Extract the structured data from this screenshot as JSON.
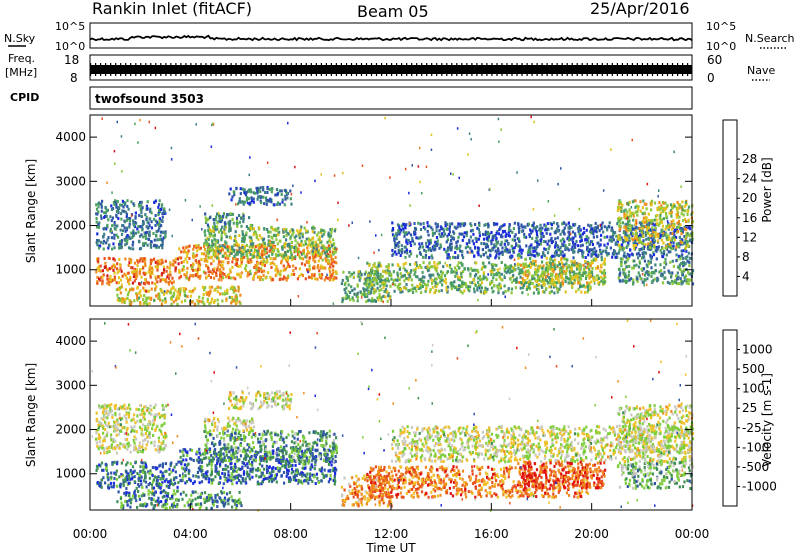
{
  "header": {
    "title": "Rankin Inlet (fitACF)",
    "beam": "Beam 05",
    "date": "25/Apr/2016"
  },
  "noise_panel": {
    "left_label": "N.Sky",
    "right_label": "N.Search",
    "left_ticks": [
      "10^5",
      "10^0"
    ],
    "right_ticks": [
      "10^5",
      "10^0"
    ]
  },
  "freq_panel": {
    "left_label_1": "Freq.",
    "left_label_2": "[MHz]",
    "right_label": "Nave",
    "left_ticks": [
      "18",
      "8"
    ],
    "right_ticks": [
      "60",
      "0"
    ]
  },
  "cpid": {
    "label": "CPID",
    "program": "twofsound 3503"
  },
  "chart_data": [
    {
      "type": "heatmap",
      "parameter": "Power",
      "ylabel": "Slant Range [km]",
      "ylim": [
        180,
        4500
      ],
      "yticks": [
        1000,
        2000,
        3000,
        4000
      ],
      "xlim_hours": [
        0,
        24
      ],
      "colorbar": {
        "label": "Power [dB]",
        "ticks": [
          "4",
          "8",
          "12",
          "16",
          "20",
          "24",
          "28"
        ],
        "colors": [
          "#1a2bdc",
          "#2e55a8",
          "#3f7f86",
          "#4aa061",
          "#8cc63a",
          "#e3c21c",
          "#f08a1e",
          "#e8501f",
          "#d2161c"
        ]
      },
      "bands": [
        {
          "t0": 0.2,
          "t1": 3.5,
          "r0": 700,
          "r1": 1300,
          "level": 0.75
        },
        {
          "t0": 0.2,
          "t1": 3.0,
          "r0": 1500,
          "r1": 2600,
          "level": 0.25
        },
        {
          "t0": 3.5,
          "t1": 9.8,
          "r0": 800,
          "r1": 1600,
          "level": 0.7
        },
        {
          "t0": 4.5,
          "t1": 9.8,
          "r0": 1300,
          "r1": 2000,
          "level": 0.45
        },
        {
          "t0": 4.5,
          "t1": 6.5,
          "r0": 2000,
          "r1": 2300,
          "level": 0.35
        },
        {
          "t0": 5.5,
          "t1": 8.0,
          "r0": 2500,
          "r1": 2900,
          "level": 0.25
        },
        {
          "t0": 1.0,
          "t1": 6.0,
          "r0": 250,
          "r1": 650,
          "level": 0.6
        },
        {
          "t0": 10.0,
          "t1": 12.0,
          "r0": 300,
          "r1": 1000,
          "level": 0.4
        },
        {
          "t0": 11.0,
          "t1": 20.0,
          "r0": 500,
          "r1": 1200,
          "level": 0.45
        },
        {
          "t0": 12.0,
          "t1": 24.0,
          "r0": 1300,
          "r1": 2100,
          "level": 0.2
        },
        {
          "t0": 17.0,
          "t1": 20.5,
          "r0": 700,
          "r1": 1300,
          "level": 0.55
        },
        {
          "t0": 21.0,
          "t1": 24.0,
          "r0": 1500,
          "r1": 2600,
          "level": 0.55
        },
        {
          "t0": 21.0,
          "t1": 24.0,
          "r0": 700,
          "r1": 1300,
          "level": 0.35
        }
      ]
    },
    {
      "type": "heatmap",
      "parameter": "Velocity",
      "ylabel": "Slant Range [km]",
      "ylim": [
        180,
        4500
      ],
      "yticks": [
        1000,
        2000,
        3000,
        4000
      ],
      "xlim_hours": [
        0,
        24
      ],
      "xlabel": "Time UT",
      "xticks": [
        "00:00",
        "04:00",
        "08:00",
        "12:00",
        "16:00",
        "20:00",
        "00:00"
      ],
      "colorbar": {
        "label": "Velocity [m s-1]",
        "ticks": [
          "1000",
          "500",
          "100",
          "25",
          "-25",
          "-100",
          "-500",
          "-1000"
        ],
        "colors": [
          "#1a2bdc",
          "#2e55a8",
          "#3f8f55",
          "#7fcf3c",
          "#c9c9c1",
          "#f0c02a",
          "#f08a1e",
          "#e8501f",
          "#e01010"
        ]
      },
      "bands": [
        {
          "t0": 0.2,
          "t1": 3.5,
          "r0": 700,
          "r1": 1300,
          "level": 0.2
        },
        {
          "t0": 0.2,
          "t1": 3.0,
          "r0": 1500,
          "r1": 2600,
          "level": 0.5
        },
        {
          "t0": 3.5,
          "t1": 9.8,
          "r0": 800,
          "r1": 1600,
          "level": 0.2
        },
        {
          "t0": 4.5,
          "t1": 9.8,
          "r0": 1300,
          "r1": 2000,
          "level": 0.3
        },
        {
          "t0": 4.5,
          "t1": 6.5,
          "r0": 2000,
          "r1": 2300,
          "level": 0.5
        },
        {
          "t0": 5.5,
          "t1": 8.0,
          "r0": 2500,
          "r1": 2900,
          "level": 0.5
        },
        {
          "t0": 1.0,
          "t1": 6.0,
          "r0": 250,
          "r1": 650,
          "level": 0.25
        },
        {
          "t0": 10.0,
          "t1": 12.0,
          "r0": 300,
          "r1": 1000,
          "level": 0.7
        },
        {
          "t0": 11.0,
          "t1": 20.0,
          "r0": 500,
          "r1": 1200,
          "level": 0.75
        },
        {
          "t0": 12.0,
          "t1": 24.0,
          "r0": 1300,
          "r1": 2100,
          "level": 0.5
        },
        {
          "t0": 17.0,
          "t1": 20.5,
          "r0": 700,
          "r1": 1300,
          "level": 0.85
        },
        {
          "t0": 21.0,
          "t1": 24.0,
          "r0": 1500,
          "r1": 2600,
          "level": 0.5
        },
        {
          "t0": 21.0,
          "t1": 24.0,
          "r0": 700,
          "r1": 1300,
          "level": 0.35
        }
      ]
    }
  ]
}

> _WHAT THE TASK ASKS_: Reproduce the material word for word, minus the images.

> _SOLUTION FOR THIS TASK_:
Extract the structured data from this screenshot as JSON.
{
  "header": {
    "title": "Rankin Inlet (fitACF)",
    "beam": "Beam 05",
    "date": "25/Apr/2016"
  },
  "noise_panel": {
    "left_label": "N.Sky",
    "right_label": "N.Search",
    "left_ticks": [
      "10^5",
      "10^0"
    ],
    "right_ticks": [
      "10^5",
      "10^0"
    ]
  },
  "freq_panel": {
    "left_label_1": "Freq.",
    "left_label_2": "[MHz]",
    "right_label": "Nave",
    "left_ticks": [
      "18",
      "8"
    ],
    "right_ticks": [
      "60",
      "0"
    ]
  },
  "cpid": {
    "label": "CPID",
    "program": "twofsound 3503"
  },
  "chart_data": [
    {
      "type": "heatmap",
      "parameter": "Power",
      "ylabel": "Slant Range [km]",
      "ylim": [
        180,
        4500
      ],
      "yticks": [
        1000,
        2000,
        3000,
        4000
      ],
      "xlim_hours": [
        0,
        24
      ],
      "colorbar": {
        "label": "Power [dB]",
        "ticks": [
          "4",
          "8",
          "12",
          "16",
          "20",
          "24",
          "28"
        ],
        "colors": [
          "#1a2bdc",
          "#2e55a8",
          "#3f7f86",
          "#4aa061",
          "#8cc63a",
          "#e3c21c",
          "#f08a1e",
          "#e8501f",
          "#d2161c"
        ]
      },
      "bands": [
        {
          "t0": 0.2,
          "t1": 3.5,
          "r0": 700,
          "r1": 1300,
          "level": 0.75
        },
        {
          "t0": 0.2,
          "t1": 3.0,
          "r0": 1500,
          "r1": 2600,
          "level": 0.25
        },
        {
          "t0": 3.5,
          "t1": 9.8,
          "r0": 800,
          "r1": 1600,
          "level": 0.7
        },
        {
          "t0": 4.5,
          "t1": 9.8,
          "r0": 1300,
          "r1": 2000,
          "level": 0.45
        },
        {
          "t0": 4.5,
          "t1": 6.5,
          "r0": 2000,
          "r1": 2300,
          "level": 0.35
        },
        {
          "t0": 5.5,
          "t1": 8.0,
          "r0": 2500,
          "r1": 2900,
          "level": 0.25
        },
        {
          "t0": 1.0,
          "t1": 6.0,
          "r0": 250,
          "r1": 650,
          "level": 0.6
        },
        {
          "t0": 10.0,
          "t1": 12.0,
          "r0": 300,
          "r1": 1000,
          "level": 0.4
        },
        {
          "t0": 11.0,
          "t1": 20.0,
          "r0": 500,
          "r1": 1200,
          "level": 0.45
        },
        {
          "t0": 12.0,
          "t1": 24.0,
          "r0": 1300,
          "r1": 2100,
          "level": 0.2
        },
        {
          "t0": 17.0,
          "t1": 20.5,
          "r0": 700,
          "r1": 1300,
          "level": 0.55
        },
        {
          "t0": 21.0,
          "t1": 24.0,
          "r0": 1500,
          "r1": 2600,
          "level": 0.55
        },
        {
          "t0": 21.0,
          "t1": 24.0,
          "r0": 700,
          "r1": 1300,
          "level": 0.35
        }
      ]
    },
    {
      "type": "heatmap",
      "parameter": "Velocity",
      "ylabel": "Slant Range [km]",
      "ylim": [
        180,
        4500
      ],
      "yticks": [
        1000,
        2000,
        3000,
        4000
      ],
      "xlim_hours": [
        0,
        24
      ],
      "xlabel": "Time UT",
      "xticks": [
        "00:00",
        "04:00",
        "08:00",
        "12:00",
        "16:00",
        "20:00",
        "00:00"
      ],
      "colorbar": {
        "label": "Velocity [m s-1]",
        "ticks": [
          "1000",
          "500",
          "100",
          "25",
          "-25",
          "-100",
          "-500",
          "-1000"
        ],
        "colors": [
          "#1a2bdc",
          "#2e55a8",
          "#3f8f55",
          "#7fcf3c",
          "#c9c9c1",
          "#f0c02a",
          "#f08a1e",
          "#e8501f",
          "#e01010"
        ]
      },
      "bands": [
        {
          "t0": 0.2,
          "t1": 3.5,
          "r0": 700,
          "r1": 1300,
          "level": 0.2
        },
        {
          "t0": 0.2,
          "t1": 3.0,
          "r0": 1500,
          "r1": 2600,
          "level": 0.5
        },
        {
          "t0": 3.5,
          "t1": 9.8,
          "r0": 800,
          "r1": 1600,
          "level": 0.2
        },
        {
          "t0": 4.5,
          "t1": 9.8,
          "r0": 1300,
          "r1": 2000,
          "level": 0.3
        },
        {
          "t0": 4.5,
          "t1": 6.5,
          "r0": 2000,
          "r1": 2300,
          "level": 0.5
        },
        {
          "t0": 5.5,
          "t1": 8.0,
          "r0": 2500,
          "r1": 2900,
          "level": 0.5
        },
        {
          "t0": 1.0,
          "t1": 6.0,
          "r0": 250,
          "r1": 650,
          "level": 0.25
        },
        {
          "t0": 10.0,
          "t1": 12.0,
          "r0": 300,
          "r1": 1000,
          "level": 0.7
        },
        {
          "t0": 11.0,
          "t1": 20.0,
          "r0": 500,
          "r1": 1200,
          "level": 0.75
        },
        {
          "t0": 12.0,
          "t1": 24.0,
          "r0": 1300,
          "r1": 2100,
          "level": 0.5
        },
        {
          "t0": 17.0,
          "t1": 20.5,
          "r0": 700,
          "r1": 1300,
          "level": 0.85
        },
        {
          "t0": 21.0,
          "t1": 24.0,
          "r0": 1500,
          "r1": 2600,
          "level": 0.5
        },
        {
          "t0": 21.0,
          "t1": 24.0,
          "r0": 700,
          "r1": 1300,
          "level": 0.35
        }
      ]
    }
  ]
}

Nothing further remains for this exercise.